Items from a figure collection:

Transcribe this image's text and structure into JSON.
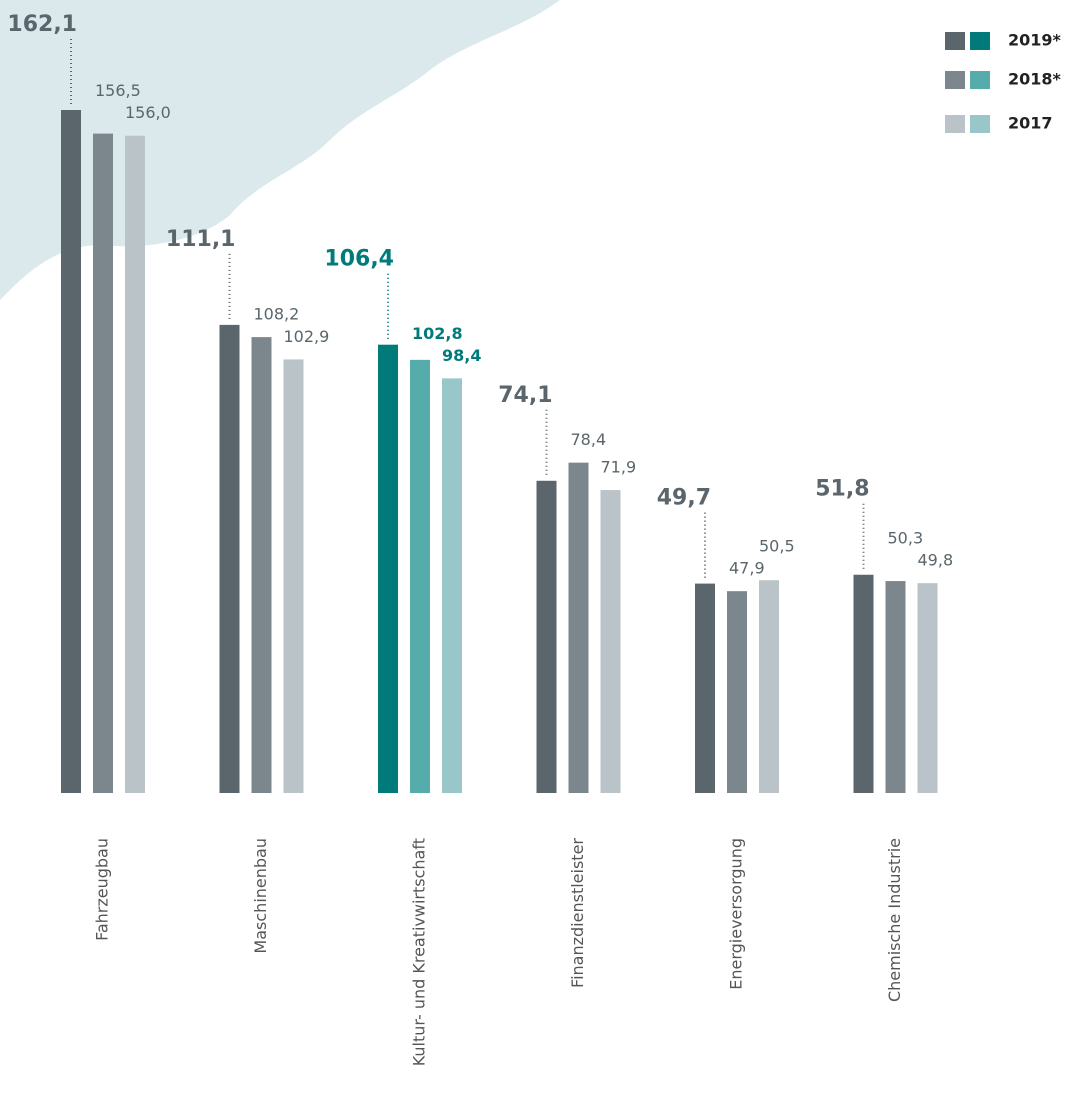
{
  "chart_data": {
    "type": "bar",
    "categories": [
      "Fahrzeugbau",
      "Maschinenbau",
      "Kultur- und Kreativwirtschaft",
      "Finanzdienstleister",
      "Energieversorgung",
      "Chemische Industrie"
    ],
    "highlighted_categories": [
      "Kultur- und Kreativwirtschaft"
    ],
    "series": [
      {
        "name": "2019*",
        "color": "#5a666c",
        "highlight_color": "#007b7a",
        "values": [
          162.1,
          111.1,
          106.4,
          74.1,
          49.7,
          51.8
        ],
        "value_labels": [
          "162,1",
          "111,1",
          "106,4",
          "74,1",
          "49,7",
          "51,8"
        ]
      },
      {
        "name": "2018*",
        "color": "#7b878d",
        "highlight_color": "#56abab",
        "values": [
          156.5,
          108.2,
          102.8,
          78.4,
          47.9,
          50.3
        ],
        "value_labels": [
          "156,5",
          "108,2",
          "102,8",
          "78,4",
          "47,9",
          "50,3"
        ]
      },
      {
        "name": "2017",
        "color": "#bac3c7",
        "highlight_color": "#99c7c9",
        "values": [
          156.0,
          102.9,
          98.4,
          71.9,
          50.5,
          49.8
        ],
        "value_labels": [
          "156,0",
          "102,9",
          "98,4",
          "71,9",
          "50,5",
          "49,8"
        ]
      }
    ]
  }
}
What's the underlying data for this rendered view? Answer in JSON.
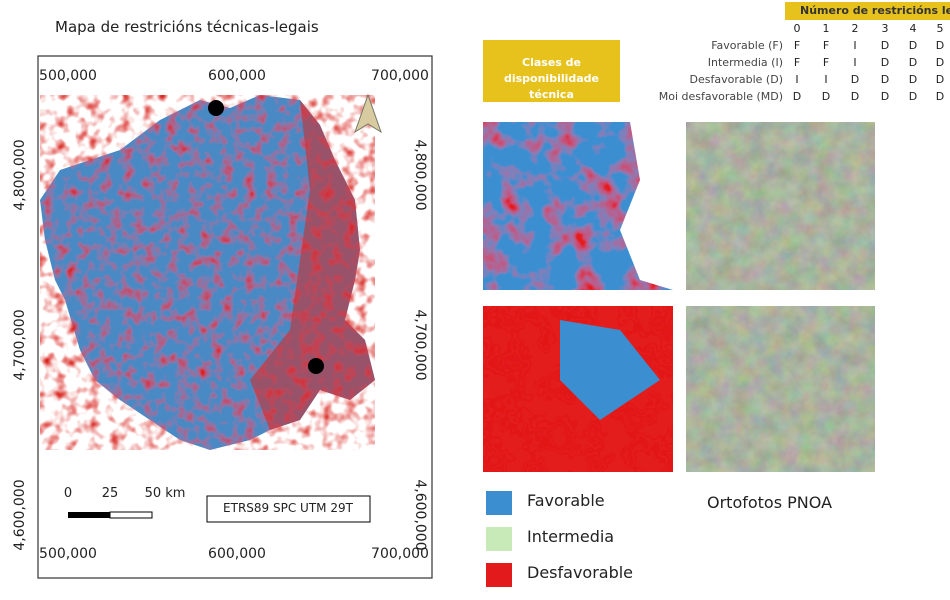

**AIM OF THE TASK**
Output every entry exactly as given; pictures are not part of the copy.

**OUTPUT FOR THIS TASK**
Transcribe this image's text and structure into JSON.
{
  "chart_data": {
    "type": "bar",
    "categories": [
      "Fahrzeugbau",
      "Maschinenbau",
      "Kultur- und Kreativwirtschaft",
      "Finanzdienstleister",
      "Energieversorgung",
      "Chemische Industrie"
    ],
    "highlighted_categories": [
      "Kultur- und Kreativwirtschaft"
    ],
    "series": [
      {
        "name": "2019*",
        "color": "#5a666c",
        "highlight_color": "#007b7a",
        "values": [
          162.1,
          111.1,
          106.4,
          74.1,
          49.7,
          51.8
        ],
        "value_labels": [
          "162,1",
          "111,1",
          "106,4",
          "74,1",
          "49,7",
          "51,8"
        ]
      },
      {
        "name": "2018*",
        "color": "#7b878d",
        "highlight_color": "#56abab",
        "values": [
          156.5,
          108.2,
          102.8,
          78.4,
          47.9,
          50.3
        ],
        "value_labels": [
          "156,5",
          "108,2",
          "102,8",
          "78,4",
          "47,9",
          "50,3"
        ]
      },
      {
        "name": "2017",
        "color": "#bac3c7",
        "highlight_color": "#99c7c9",
        "values": [
          156.0,
          102.9,
          98.4,
          71.9,
          50.5,
          49.8
        ],
        "value_labels": [
          "156,0",
          "102,9",
          "98,4",
          "71,9",
          "50,5",
          "49,8"
        ]
      }
    ]
  }
}
What's the underlying data for this rendered view? Answer in JSON.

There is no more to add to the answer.